- _STATED EXERCISE_:
Type out the data exactly as given. Skip any image.

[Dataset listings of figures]
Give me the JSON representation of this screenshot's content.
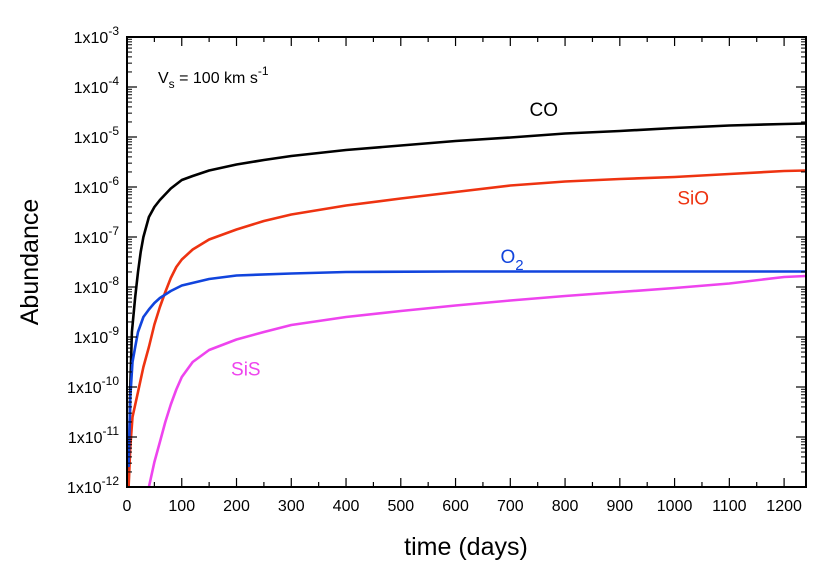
{
  "chart_data": {
    "type": "line",
    "title": "",
    "xlabel": "time (days)",
    "ylabel": "Abundance",
    "xlim": [
      0,
      1240
    ],
    "ylim_log10": [
      -12,
      -3
    ],
    "x_ticks": [
      0,
      100,
      200,
      300,
      400,
      500,
      600,
      700,
      800,
      900,
      1000,
      1100,
      1200
    ],
    "x_tick_labels": [
      "0",
      "100",
      "200",
      "300",
      "400",
      "500",
      "600",
      "700",
      "800",
      "900",
      "1000",
      "1100",
      "1200"
    ],
    "y_ticks": [
      {
        "mantissa": "1x10",
        "exponent": "-3",
        "log10": -3
      },
      {
        "mantissa": "1x10",
        "exponent": "-4",
        "log10": -4
      },
      {
        "mantissa": "1x10",
        "exponent": "-5",
        "log10": -5
      },
      {
        "mantissa": "1x10",
        "exponent": "-6",
        "log10": -6
      },
      {
        "mantissa": "1x10",
        "exponent": "-7",
        "log10": -7
      },
      {
        "mantissa": "1x10",
        "exponent": "-8",
        "log10": -8
      },
      {
        "mantissa": "1x10",
        "exponent": "-9",
        "log10": -9
      },
      {
        "mantissa": "1x10",
        "exponent": "-10",
        "log10": -10
      },
      {
        "mantissa": "1x10",
        "exponent": "-11",
        "log10": -11
      },
      {
        "mantissa": "1x10",
        "exponent": "-12",
        "log10": -12
      }
    ],
    "annotation": {
      "base": "V",
      "sub": "s",
      "rest": " = 100 km s",
      "sup": "-1"
    },
    "series": [
      {
        "name": "CO",
        "label_base": "CO",
        "label_sub": "",
        "color": "#000000",
        "label_at": {
          "x": 735,
          "log10": -4.58
        },
        "points": [
          [
            3,
            -12
          ],
          [
            6,
            -10
          ],
          [
            9,
            -8.9
          ],
          [
            15,
            -8.2
          ],
          [
            20,
            -7.7
          ],
          [
            25,
            -7.3
          ],
          [
            30,
            -7.0
          ],
          [
            40,
            -6.6
          ],
          [
            50,
            -6.4
          ],
          [
            60,
            -6.26
          ],
          [
            80,
            -6.03
          ],
          [
            100,
            -5.86
          ],
          [
            120,
            -5.78
          ],
          [
            150,
            -5.67
          ],
          [
            200,
            -5.55
          ],
          [
            250,
            -5.46
          ],
          [
            300,
            -5.38
          ],
          [
            400,
            -5.26
          ],
          [
            500,
            -5.17
          ],
          [
            600,
            -5.08
          ],
          [
            700,
            -5.01
          ],
          [
            800,
            -4.93
          ],
          [
            900,
            -4.88
          ],
          [
            1000,
            -4.82
          ],
          [
            1100,
            -4.77
          ],
          [
            1200,
            -4.74
          ],
          [
            1240,
            -4.73
          ]
        ]
      },
      {
        "name": "SiO",
        "label_base": "SiO",
        "label_sub": "",
        "color": "#ee3311",
        "label_at": {
          "x": 1005,
          "log10": -6.35
        },
        "points": [
          [
            3,
            -12
          ],
          [
            6,
            -11.2
          ],
          [
            10,
            -10.6
          ],
          [
            20,
            -10.1
          ],
          [
            30,
            -9.6
          ],
          [
            40,
            -9.2
          ],
          [
            50,
            -8.75
          ],
          [
            60,
            -8.4
          ],
          [
            70,
            -8.1
          ],
          [
            80,
            -7.82
          ],
          [
            90,
            -7.6
          ],
          [
            100,
            -7.45
          ],
          [
            120,
            -7.25
          ],
          [
            150,
            -7.05
          ],
          [
            200,
            -6.85
          ],
          [
            250,
            -6.68
          ],
          [
            300,
            -6.55
          ],
          [
            400,
            -6.37
          ],
          [
            500,
            -6.23
          ],
          [
            600,
            -6.1
          ],
          [
            700,
            -5.97
          ],
          [
            800,
            -5.89
          ],
          [
            900,
            -5.84
          ],
          [
            1000,
            -5.8
          ],
          [
            1100,
            -5.74
          ],
          [
            1200,
            -5.68
          ],
          [
            1240,
            -5.67
          ]
        ]
      },
      {
        "name": "O2",
        "label_base": "O",
        "label_sub": "2",
        "color": "#1144dd",
        "label_at": {
          "x": 682,
          "log10": -7.52
        },
        "points": [
          [
            3,
            -11.6
          ],
          [
            6,
            -10.2
          ],
          [
            10,
            -9.5
          ],
          [
            15,
            -9.2
          ],
          [
            20,
            -8.9
          ],
          [
            30,
            -8.6
          ],
          [
            40,
            -8.45
          ],
          [
            50,
            -8.32
          ],
          [
            60,
            -8.22
          ],
          [
            80,
            -8.08
          ],
          [
            100,
            -7.97
          ],
          [
            150,
            -7.84
          ],
          [
            200,
            -7.77
          ],
          [
            300,
            -7.73
          ],
          [
            400,
            -7.7
          ],
          [
            600,
            -7.69
          ],
          [
            800,
            -7.69
          ],
          [
            1000,
            -7.69
          ],
          [
            1240,
            -7.69
          ]
        ]
      },
      {
        "name": "SiS",
        "label_base": "SiS",
        "label_sub": "",
        "color": "#ee44ee",
        "label_at": {
          "x": 190,
          "log10": -9.77
        },
        "points": [
          [
            40,
            -12
          ],
          [
            50,
            -11.5
          ],
          [
            60,
            -11.1
          ],
          [
            70,
            -10.7
          ],
          [
            80,
            -10.35
          ],
          [
            90,
            -10.05
          ],
          [
            100,
            -9.8
          ],
          [
            120,
            -9.5
          ],
          [
            150,
            -9.26
          ],
          [
            200,
            -9.05
          ],
          [
            250,
            -8.9
          ],
          [
            300,
            -8.76
          ],
          [
            400,
            -8.6
          ],
          [
            500,
            -8.48
          ],
          [
            600,
            -8.37
          ],
          [
            700,
            -8.27
          ],
          [
            800,
            -8.18
          ],
          [
            900,
            -8.1
          ],
          [
            1000,
            -8.02
          ],
          [
            1100,
            -7.93
          ],
          [
            1200,
            -7.8
          ],
          [
            1240,
            -7.78
          ]
        ]
      }
    ]
  }
}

- _THE REPLY_:
Give me the JSON representation of this screenshot's content.
{
  "chart_data": {
    "type": "line",
    "title": "",
    "xlabel": "time (days)",
    "ylabel": "Abundance",
    "xlim": [
      0,
      1240
    ],
    "ylim_log10": [
      -12,
      -3
    ],
    "x_ticks": [
      0,
      100,
      200,
      300,
      400,
      500,
      600,
      700,
      800,
      900,
      1000,
      1100,
      1200
    ],
    "x_tick_labels": [
      "0",
      "100",
      "200",
      "300",
      "400",
      "500",
      "600",
      "700",
      "800",
      "900",
      "1000",
      "1100",
      "1200"
    ],
    "y_ticks": [
      {
        "mantissa": "1x10",
        "exponent": "-3",
        "log10": -3
      },
      {
        "mantissa": "1x10",
        "exponent": "-4",
        "log10": -4
      },
      {
        "mantissa": "1x10",
        "exponent": "-5",
        "log10": -5
      },
      {
        "mantissa": "1x10",
        "exponent": "-6",
        "log10": -6
      },
      {
        "mantissa": "1x10",
        "exponent": "-7",
        "log10": -7
      },
      {
        "mantissa": "1x10",
        "exponent": "-8",
        "log10": -8
      },
      {
        "mantissa": "1x10",
        "exponent": "-9",
        "log10": -9
      },
      {
        "mantissa": "1x10",
        "exponent": "-10",
        "log10": -10
      },
      {
        "mantissa": "1x10",
        "exponent": "-11",
        "log10": -11
      },
      {
        "mantissa": "1x10",
        "exponent": "-12",
        "log10": -12
      }
    ],
    "annotation": {
      "base": "V",
      "sub": "s",
      "rest": " = 100 km s",
      "sup": "-1"
    },
    "series": [
      {
        "name": "CO",
        "label_base": "CO",
        "label_sub": "",
        "color": "#000000",
        "label_at": {
          "x": 735,
          "log10": -4.58
        },
        "points": [
          [
            3,
            -12
          ],
          [
            6,
            -10
          ],
          [
            9,
            -8.9
          ],
          [
            15,
            -8.2
          ],
          [
            20,
            -7.7
          ],
          [
            25,
            -7.3
          ],
          [
            30,
            -7.0
          ],
          [
            40,
            -6.6
          ],
          [
            50,
            -6.4
          ],
          [
            60,
            -6.26
          ],
          [
            80,
            -6.03
          ],
          [
            100,
            -5.86
          ],
          [
            120,
            -5.78
          ],
          [
            150,
            -5.67
          ],
          [
            200,
            -5.55
          ],
          [
            250,
            -5.46
          ],
          [
            300,
            -5.38
          ],
          [
            400,
            -5.26
          ],
          [
            500,
            -5.17
          ],
          [
            600,
            -5.08
          ],
          [
            700,
            -5.01
          ],
          [
            800,
            -4.93
          ],
          [
            900,
            -4.88
          ],
          [
            1000,
            -4.82
          ],
          [
            1100,
            -4.77
          ],
          [
            1200,
            -4.74
          ],
          [
            1240,
            -4.73
          ]
        ]
      },
      {
        "name": "SiO",
        "label_base": "SiO",
        "label_sub": "",
        "color": "#ee3311",
        "label_at": {
          "x": 1005,
          "log10": -6.35
        },
        "points": [
          [
            3,
            -12
          ],
          [
            6,
            -11.2
          ],
          [
            10,
            -10.6
          ],
          [
            20,
            -10.1
          ],
          [
            30,
            -9.6
          ],
          [
            40,
            -9.2
          ],
          [
            50,
            -8.75
          ],
          [
            60,
            -8.4
          ],
          [
            70,
            -8.1
          ],
          [
            80,
            -7.82
          ],
          [
            90,
            -7.6
          ],
          [
            100,
            -7.45
          ],
          [
            120,
            -7.25
          ],
          [
            150,
            -7.05
          ],
          [
            200,
            -6.85
          ],
          [
            250,
            -6.68
          ],
          [
            300,
            -6.55
          ],
          [
            400,
            -6.37
          ],
          [
            500,
            -6.23
          ],
          [
            600,
            -6.1
          ],
          [
            700,
            -5.97
          ],
          [
            800,
            -5.89
          ],
          [
            900,
            -5.84
          ],
          [
            1000,
            -5.8
          ],
          [
            1100,
            -5.74
          ],
          [
            1200,
            -5.68
          ],
          [
            1240,
            -5.67
          ]
        ]
      },
      {
        "name": "O2",
        "label_base": "O",
        "label_sub": "2",
        "color": "#1144dd",
        "label_at": {
          "x": 682,
          "log10": -7.52
        },
        "points": [
          [
            3,
            -11.6
          ],
          [
            6,
            -10.2
          ],
          [
            10,
            -9.5
          ],
          [
            15,
            -9.2
          ],
          [
            20,
            -8.9
          ],
          [
            30,
            -8.6
          ],
          [
            40,
            -8.45
          ],
          [
            50,
            -8.32
          ],
          [
            60,
            -8.22
          ],
          [
            80,
            -8.08
          ],
          [
            100,
            -7.97
          ],
          [
            150,
            -7.84
          ],
          [
            200,
            -7.77
          ],
          [
            300,
            -7.73
          ],
          [
            400,
            -7.7
          ],
          [
            600,
            -7.69
          ],
          [
            800,
            -7.69
          ],
          [
            1000,
            -7.69
          ],
          [
            1240,
            -7.69
          ]
        ]
      },
      {
        "name": "SiS",
        "label_base": "SiS",
        "label_sub": "",
        "color": "#ee44ee",
        "label_at": {
          "x": 190,
          "log10": -9.77
        },
        "points": [
          [
            40,
            -12
          ],
          [
            50,
            -11.5
          ],
          [
            60,
            -11.1
          ],
          [
            70,
            -10.7
          ],
          [
            80,
            -10.35
          ],
          [
            90,
            -10.05
          ],
          [
            100,
            -9.8
          ],
          [
            120,
            -9.5
          ],
          [
            150,
            -9.26
          ],
          [
            200,
            -9.05
          ],
          [
            250,
            -8.9
          ],
          [
            300,
            -8.76
          ],
          [
            400,
            -8.6
          ],
          [
            500,
            -8.48
          ],
          [
            600,
            -8.37
          ],
          [
            700,
            -8.27
          ],
          [
            800,
            -8.18
          ],
          [
            900,
            -8.1
          ],
          [
            1000,
            -8.02
          ],
          [
            1100,
            -7.93
          ],
          [
            1200,
            -7.8
          ],
          [
            1240,
            -7.78
          ]
        ]
      }
    ]
  }
}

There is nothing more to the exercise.